(Records from a data collection)
*** Begin section ***

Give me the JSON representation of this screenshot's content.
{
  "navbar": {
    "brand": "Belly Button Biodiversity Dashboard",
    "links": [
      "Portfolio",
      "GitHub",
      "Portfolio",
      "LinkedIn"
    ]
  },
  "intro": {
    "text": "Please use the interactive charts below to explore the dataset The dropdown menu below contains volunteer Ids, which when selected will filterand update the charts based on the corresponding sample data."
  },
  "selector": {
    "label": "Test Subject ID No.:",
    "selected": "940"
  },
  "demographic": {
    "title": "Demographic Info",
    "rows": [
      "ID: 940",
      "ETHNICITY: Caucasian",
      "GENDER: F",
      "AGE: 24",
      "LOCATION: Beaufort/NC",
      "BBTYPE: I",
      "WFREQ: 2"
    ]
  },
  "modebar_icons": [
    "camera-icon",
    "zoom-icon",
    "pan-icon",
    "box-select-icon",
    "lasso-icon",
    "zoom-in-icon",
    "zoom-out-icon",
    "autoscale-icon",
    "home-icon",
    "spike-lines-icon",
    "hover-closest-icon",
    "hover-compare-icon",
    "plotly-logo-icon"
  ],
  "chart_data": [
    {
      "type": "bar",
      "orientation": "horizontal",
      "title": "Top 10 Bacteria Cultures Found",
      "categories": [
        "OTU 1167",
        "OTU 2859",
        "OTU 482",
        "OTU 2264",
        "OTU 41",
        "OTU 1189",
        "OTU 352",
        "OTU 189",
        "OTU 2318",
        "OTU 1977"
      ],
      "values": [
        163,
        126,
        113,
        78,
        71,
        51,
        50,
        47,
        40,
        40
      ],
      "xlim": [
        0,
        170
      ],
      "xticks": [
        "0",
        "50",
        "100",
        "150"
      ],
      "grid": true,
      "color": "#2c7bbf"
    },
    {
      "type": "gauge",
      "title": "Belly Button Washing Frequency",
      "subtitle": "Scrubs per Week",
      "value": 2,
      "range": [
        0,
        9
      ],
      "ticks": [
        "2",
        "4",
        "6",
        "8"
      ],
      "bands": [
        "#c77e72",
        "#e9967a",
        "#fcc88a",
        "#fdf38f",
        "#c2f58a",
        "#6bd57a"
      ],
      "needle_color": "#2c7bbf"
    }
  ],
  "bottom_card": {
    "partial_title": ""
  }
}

*** End section ***

What you are asked to do — Search the data for the string "Button" and copy every line where it appears.

Solution below —
    "brand": "Belly Button Biodiversity Dashboard",
      "title": "Belly Button Washing Frequency",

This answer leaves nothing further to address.